Where a line of the listing below includes the word "this", reproduce that line.
━━━ RECORD SET
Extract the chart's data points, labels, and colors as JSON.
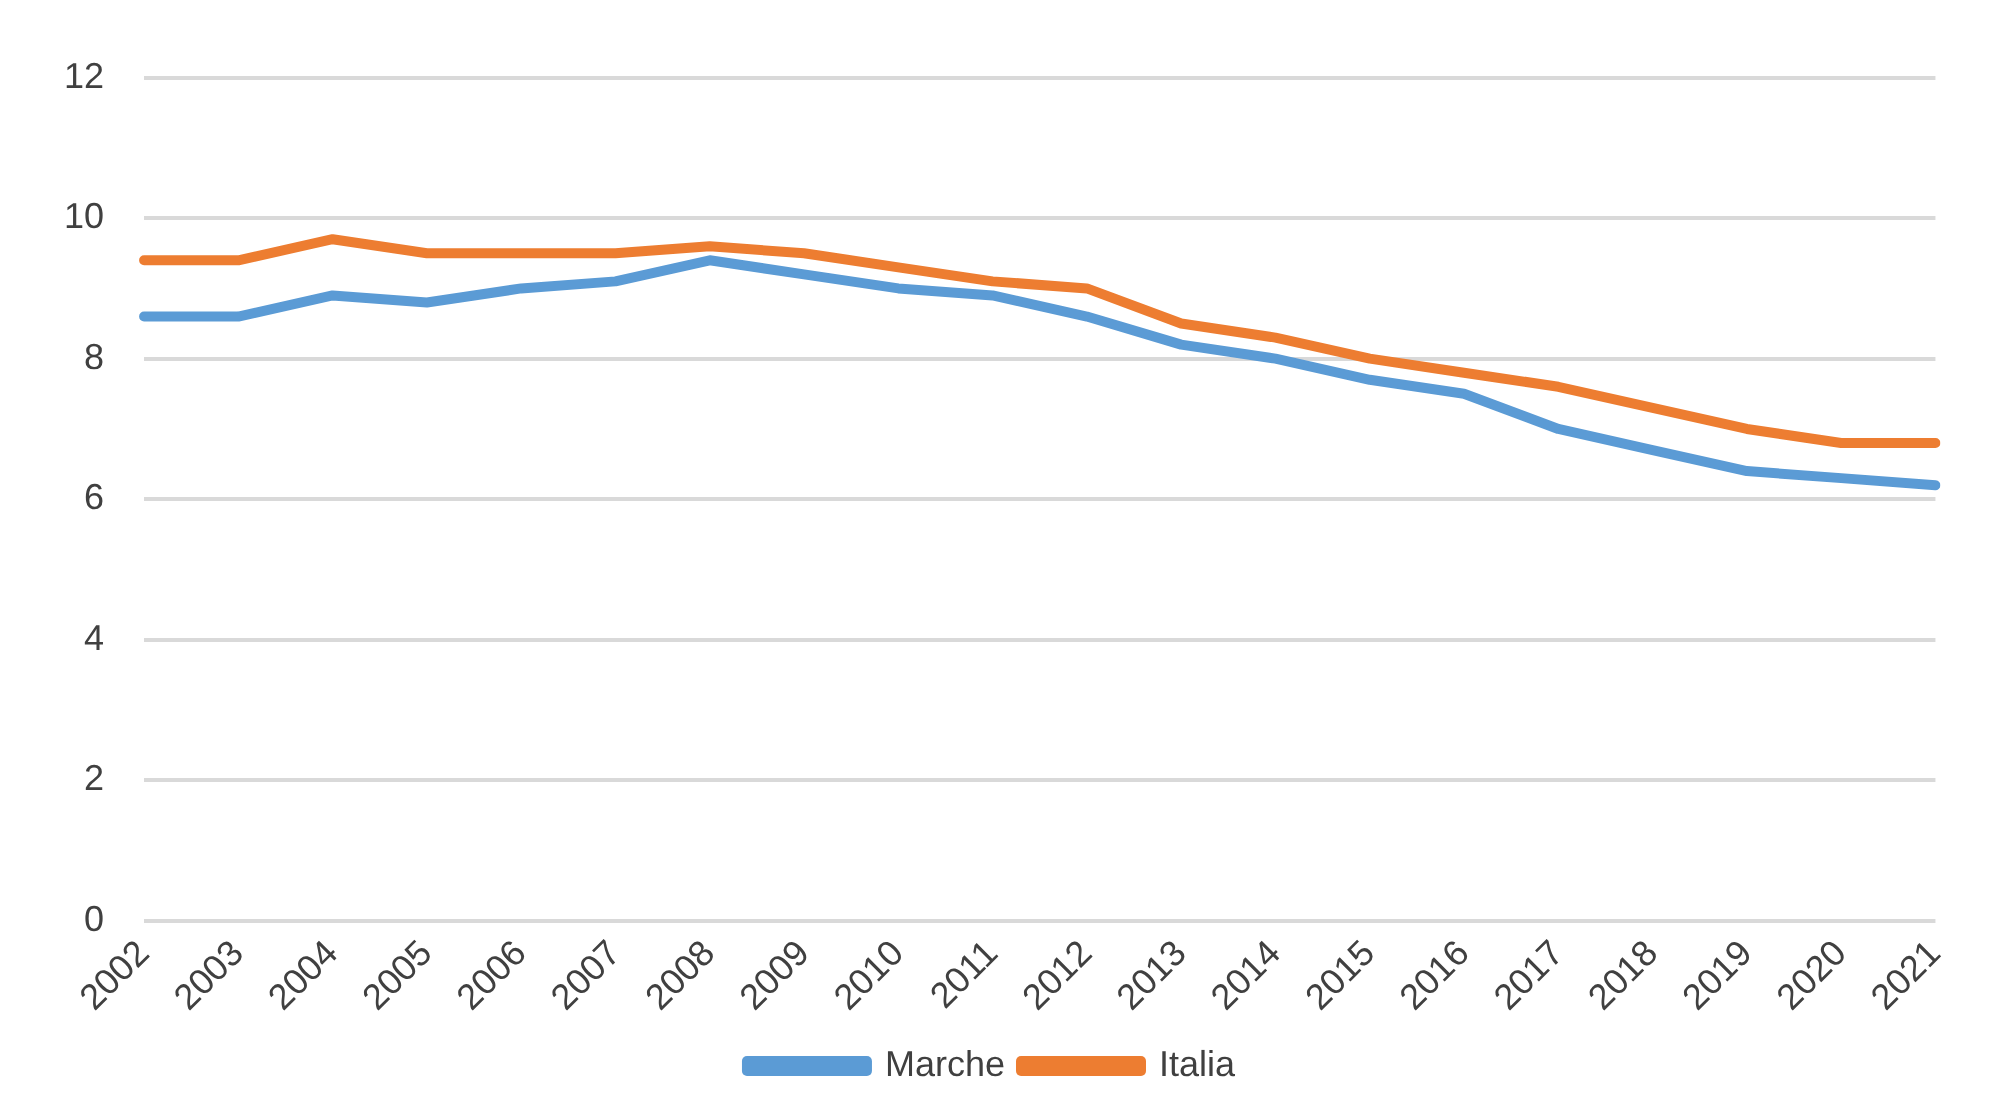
{
  "chart_data": {
    "type": "line",
    "categories": [
      "2002",
      "2003",
      "2004",
      "2005",
      "2006",
      "2007",
      "2008",
      "2009",
      "2010",
      "2011",
      "2012",
      "2013",
      "2014",
      "2015",
      "2016",
      "2017",
      "2018",
      "2019",
      "2020",
      "2021"
    ],
    "series": [
      {
        "name": "Marche",
        "color": "#5b9bd5",
        "values": [
          8.6,
          8.6,
          8.9,
          8.8,
          9.0,
          9.1,
          9.4,
          9.2,
          9.0,
          8.9,
          8.6,
          8.2,
          8.0,
          7.7,
          7.5,
          7.0,
          6.7,
          6.4,
          6.3,
          6.2
        ]
      },
      {
        "name": "Italia",
        "color": "#ed7d31",
        "values": [
          9.4,
          9.4,
          9.7,
          9.5,
          9.5,
          9.5,
          9.6,
          9.5,
          9.3,
          9.1,
          9.0,
          8.5,
          8.3,
          8.0,
          7.8,
          7.6,
          7.3,
          7.0,
          6.8,
          6.8
        ]
      }
    ],
    "ylim": [
      0,
      12
    ],
    "yticks": [
      0,
      2,
      4,
      6,
      8,
      10,
      12
    ],
    "grid": "y",
    "legend": "bottom",
    "marker": "none",
    "line_style": "solid"
  }
}
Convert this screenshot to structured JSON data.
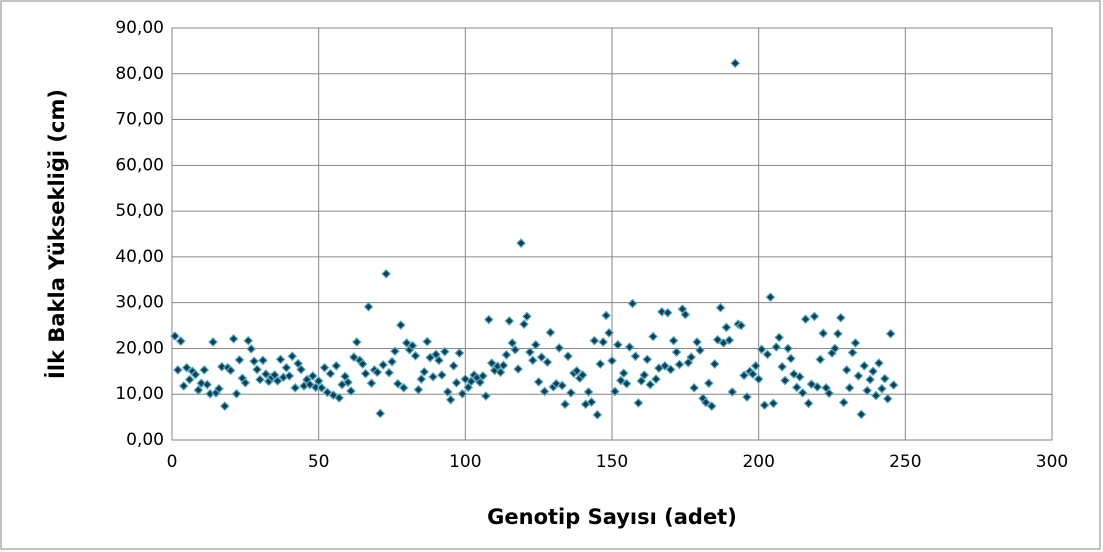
{
  "chart_data": {
    "type": "scatter",
    "x_label": "Genotip Sayısı (adet)",
    "y_label": "İlk Bakla Yüksekliği (cm)",
    "xlim": [
      0,
      300
    ],
    "xticks": [
      0,
      50,
      100,
      150,
      200,
      250,
      300
    ],
    "ylim": [
      0,
      90
    ],
    "yticks": [
      {
        "value": 0,
        "label": "0,00"
      },
      {
        "value": 10,
        "label": "10,00"
      },
      {
        "value": 20,
        "label": "20,00"
      },
      {
        "value": 30,
        "label": "30,00"
      },
      {
        "value": 40,
        "label": "40,00"
      },
      {
        "value": 50,
        "label": "50,00"
      },
      {
        "value": 60,
        "label": "60,00"
      },
      {
        "value": 70,
        "label": "70,00"
      },
      {
        "value": 80,
        "label": "80,00"
      },
      {
        "value": 90,
        "label": "90,00"
      }
    ],
    "grid": true,
    "marker": "diamond",
    "color": "#1f3a4d",
    "edge_color": "#4bacc6",
    "x": [
      1,
      2,
      3,
      4,
      5,
      6,
      7,
      8,
      9,
      10,
      11,
      12,
      13,
      14,
      15,
      16,
      17,
      18,
      19,
      20,
      21,
      22,
      23,
      24,
      25,
      26,
      27,
      28,
      29,
      30,
      31,
      32,
      33,
      34,
      35,
      36,
      37,
      38,
      39,
      40,
      41,
      42,
      43,
      44,
      45,
      46,
      47,
      48,
      49,
      50,
      51,
      52,
      53,
      54,
      55,
      56,
      57,
      58,
      59,
      60,
      61,
      62,
      63,
      64,
      65,
      66,
      67,
      68,
      69,
      70,
      71,
      72,
      73,
      74,
      75,
      76,
      77,
      78,
      79,
      80,
      81,
      82,
      83,
      84,
      85,
      86,
      87,
      88,
      89,
      90,
      91,
      92,
      93,
      94,
      95,
      96,
      97,
      98,
      99,
      100,
      101,
      102,
      103,
      104,
      105,
      106,
      107,
      108,
      109,
      110,
      111,
      112,
      113,
      114,
      115,
      116,
      117,
      118,
      119,
      120,
      121,
      122,
      123,
      124,
      125,
      126,
      127,
      128,
      129,
      130,
      131,
      132,
      133,
      134,
      135,
      136,
      137,
      138,
      139,
      140,
      141,
      142,
      143,
      144,
      145,
      146,
      147,
      148,
      149,
      150,
      151,
      152,
      153,
      154,
      155,
      156,
      157,
      158,
      159,
      160,
      161,
      162,
      163,
      164,
      165,
      166,
      167,
      168,
      169,
      170,
      171,
      172,
      173,
      174,
      175,
      176,
      177,
      178,
      179,
      180,
      181,
      182,
      183,
      184,
      185,
      186,
      187,
      188,
      189,
      190,
      191,
      192,
      193,
      194,
      195,
      196,
      197,
      198,
      199,
      200,
      201,
      202,
      203,
      204,
      205,
      206,
      207,
      208,
      209,
      210,
      211,
      212,
      213,
      214,
      215,
      216,
      217,
      218,
      219,
      220,
      221,
      222,
      223,
      224,
      225,
      226,
      227,
      228,
      229,
      230,
      231,
      232,
      233,
      234,
      235,
      236,
      237,
      238,
      239,
      240,
      241,
      242,
      243,
      244,
      245,
      246
    ],
    "values": [
      22.7,
      15.3,
      21.6,
      11.8,
      15.8,
      13.2,
      15.0,
      14.3,
      10.9,
      12.4,
      15.3,
      12.1,
      10.1,
      21.4,
      10.3,
      11.2,
      16.0,
      7.4,
      15.8,
      15.2,
      22.1,
      10.1,
      17.5,
      13.5,
      12.5,
      21.7,
      19.9,
      17.2,
      15.4,
      13.2,
      17.4,
      14.4,
      12.8,
      13.7,
      14.2,
      12.9,
      17.6,
      13.7,
      15.8,
      14.0,
      18.3,
      11.4,
      16.7,
      15.4,
      11.8,
      13.2,
      12.1,
      14.0,
      11.5,
      12.9,
      11.4,
      15.8,
      10.4,
      14.5,
      9.8,
      16.2,
      9.2,
      12.1,
      13.9,
      12.6,
      10.7,
      18.1,
      21.4,
      17.4,
      16.6,
      14.5,
      29.1,
      12.4,
      15.3,
      14.8,
      5.8,
      16.4,
      36.3,
      14.7,
      17.1,
      19.4,
      12.3,
      25.1,
      11.4,
      21.2,
      19.7,
      20.6,
      18.4,
      11.0,
      13.3,
      14.9,
      21.5,
      18.0,
      13.8,
      18.7,
      17.4,
      14.2,
      19.3,
      10.5,
      8.8,
      16.2,
      12.5,
      19.0,
      10.1,
      13.3,
      11.5,
      12.8,
      14.2,
      13.6,
      12.6,
      14.0,
      9.6,
      26.3,
      16.8,
      15.2,
      16.1,
      14.8,
      16.3,
      18.6,
      26.0,
      21.2,
      19.7,
      15.5,
      43.0,
      25.3,
      27.0,
      19.2,
      17.4,
      20.8,
      12.7,
      18.1,
      10.6,
      17.0,
      23.5,
      11.6,
      12.3,
      20.1,
      11.9,
      7.8,
      18.3,
      10.3,
      14.6,
      15.1,
      13.5,
      14.2,
      7.8,
      10.5,
      8.3,
      21.7,
      5.5,
      16.6,
      21.4,
      27.2,
      23.4,
      17.3,
      10.6,
      20.8,
      13.0,
      14.6,
      12.3,
      20.3,
      29.8,
      18.3,
      8.1,
      12.9,
      14.2,
      17.6,
      12.1,
      22.6,
      13.3,
      15.7,
      28.0,
      16.2,
      27.8,
      15.4,
      21.7,
      19.2,
      16.5,
      28.6,
      27.4,
      16.9,
      18.1,
      11.4,
      21.4,
      19.6,
      9.1,
      8.2,
      12.4,
      7.4,
      16.6,
      21.9,
      28.9,
      21.2,
      24.6,
      21.8,
      10.5,
      82.3,
      25.3,
      25.0,
      14.1,
      9.4,
      15.0,
      14.4,
      16.2,
      13.3,
      19.8,
      7.6,
      18.7,
      31.2,
      8.0,
      20.3,
      22.4,
      16.0,
      13.0,
      20.0,
      17.8,
      14.4,
      11.5,
      13.8,
      10.3,
      26.4,
      8.0,
      12.2,
      27.0,
      11.6,
      17.6,
      23.3,
      11.4,
      10.2,
      19.0,
      20.0,
      23.2,
      26.7,
      8.2,
      15.3,
      11.4,
      19.1,
      21.2,
      14.0,
      5.6,
      16.2,
      10.8,
      13.2,
      15.0,
      9.7,
      16.8,
      11.2,
      13.4,
      9.0,
      23.2,
      12.0
    ]
  }
}
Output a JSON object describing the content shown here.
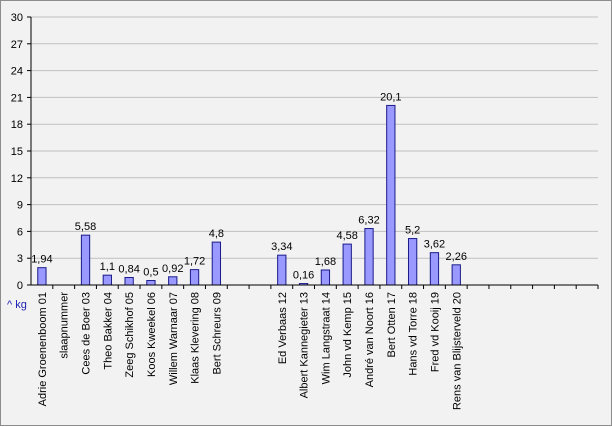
{
  "chart_data": {
    "type": "bar",
    "title": "",
    "xlabel": "",
    "ylabel": "",
    "unit_label": "^ kg",
    "ylim": [
      0,
      30
    ],
    "yticks": [
      0,
      3,
      6,
      9,
      12,
      15,
      18,
      21,
      24,
      27,
      30
    ],
    "grid": true,
    "legend": "none",
    "colors": {
      "bar_fill": "#9999ff",
      "bar_stroke": "#1a1a8a",
      "plot_background": "#f2f2f2",
      "grid": "#c0c0c0",
      "axis": "#000000",
      "unit_label": "#1f1fb4"
    },
    "categories": [
      "Adrie Groenenboom 01",
      "slaapnummer",
      "Cees de Boer 03",
      "Theo Bakker 04",
      "Zeeg Schikhof 05",
      "Koos Kweekel 06",
      "Willem Warnaar 07",
      "Klaas Klevering 08",
      "Bert Schreurs 09",
      "",
      "",
      "Ed Verbaas 12",
      "Albert Kannegieter 13",
      "Wim Langstraat 14",
      "John vd Kemp 15",
      "André van Noort 16",
      "Bert Otten 17",
      "Hans vd Torre 18",
      "Fred vd Kooij 19",
      "Rens van Blijsterveld 20",
      "",
      "",
      "",
      "",
      "",
      ""
    ],
    "values": [
      1.94,
      null,
      5.58,
      1.1,
      0.84,
      0.5,
      0.92,
      1.72,
      4.8,
      null,
      null,
      3.34,
      0.16,
      1.68,
      4.58,
      6.32,
      20.1,
      5.2,
      3.62,
      2.26,
      null,
      null,
      null,
      null,
      null,
      null
    ],
    "value_labels": [
      "1,94",
      "",
      "5,58",
      "1,1",
      "0,84",
      "0,5",
      "0,92",
      "1,72",
      "4,8",
      "",
      "",
      "3,34",
      "0,16",
      "1,68",
      "4,58",
      "6,32",
      "20,1",
      "5,2",
      "3,62",
      "2,26",
      "",
      "",
      "",
      "",
      "",
      ""
    ]
  }
}
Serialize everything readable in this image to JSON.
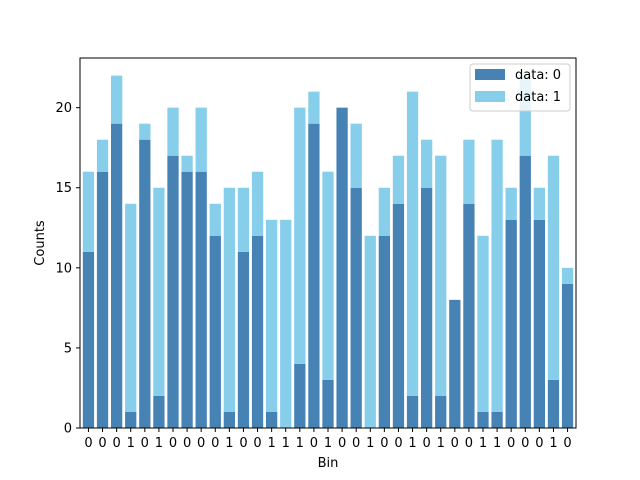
{
  "chart_data": {
    "type": "bar",
    "stacked": true,
    "title": "",
    "xlabel": "Bin",
    "ylabel": "Counts",
    "ylim": [
      0,
      23.1
    ],
    "yticks": [
      0,
      5,
      10,
      15,
      20
    ],
    "categories": [
      "0",
      "0",
      "0",
      "1",
      "0",
      "1",
      "0",
      "0",
      "0",
      "0",
      "1",
      "0",
      "0",
      "1",
      "1",
      "1",
      "0",
      "1",
      "0",
      "0",
      "1",
      "0",
      "0",
      "1",
      "0",
      "1",
      "0",
      "0",
      "1",
      "1",
      "0",
      "0",
      "0",
      "1",
      "0"
    ],
    "series": [
      {
        "name": "data: 0",
        "color": "#4682b4",
        "values": [
          11,
          16,
          19,
          1,
          18,
          2,
          17,
          16,
          16,
          12,
          1,
          11,
          12,
          1,
          0,
          4,
          19,
          3,
          20,
          15,
          0,
          12,
          14,
          2,
          15,
          2,
          8,
          14,
          1,
          1,
          13,
          17,
          13,
          3,
          9
        ]
      },
      {
        "name": "data: 1",
        "color": "#87ceeb",
        "values": [
          5,
          2,
          3,
          13,
          1,
          13,
          3,
          1,
          4,
          2,
          14,
          4,
          4,
          12,
          13,
          16,
          2,
          13,
          0,
          4,
          12,
          3,
          3,
          19,
          3,
          15,
          0,
          4,
          11,
          17,
          2,
          5,
          2,
          14,
          1
        ]
      }
    ],
    "legend": {
      "position": "top-right",
      "entries": [
        "data: 0",
        "data: 1"
      ]
    },
    "grid": false
  }
}
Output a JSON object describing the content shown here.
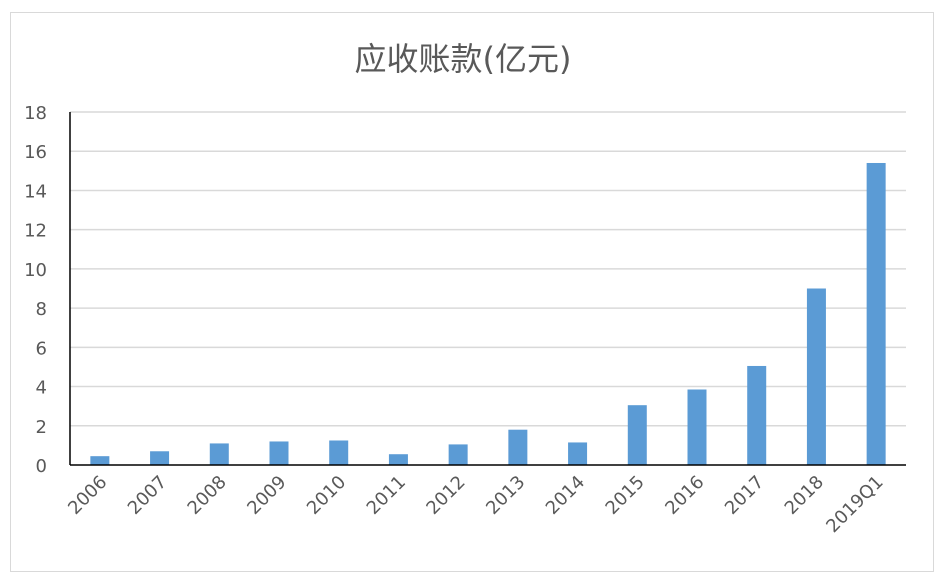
{
  "chart_data": {
    "type": "bar",
    "title": "应收账款(亿元)",
    "xlabel": "",
    "ylabel": "",
    "categories": [
      "2006",
      "2007",
      "2008",
      "2009",
      "2010",
      "2011",
      "2012",
      "2013",
      "2014",
      "2015",
      "2016",
      "2017",
      "2018",
      "2019Q1"
    ],
    "values": [
      0.45,
      0.7,
      1.1,
      1.2,
      1.25,
      0.55,
      1.05,
      1.8,
      1.15,
      3.05,
      3.85,
      5.05,
      9.0,
      15.4
    ],
    "ylim": [
      0,
      18
    ],
    "yticks": [
      "0",
      "2",
      "4",
      "6",
      "8",
      "10",
      "12",
      "14",
      "16",
      "18"
    ],
    "grid": true,
    "legend": "none",
    "bar_color": "#5b9bd5",
    "grid_color": "#d9d9d9",
    "axis_color": "#000000",
    "text_color": "#595959"
  }
}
━━━━━━
REPLY TO THE EXERCISE →
Convert this screenshot to structured JSON data.
Serialize everything readable in this image to JSON.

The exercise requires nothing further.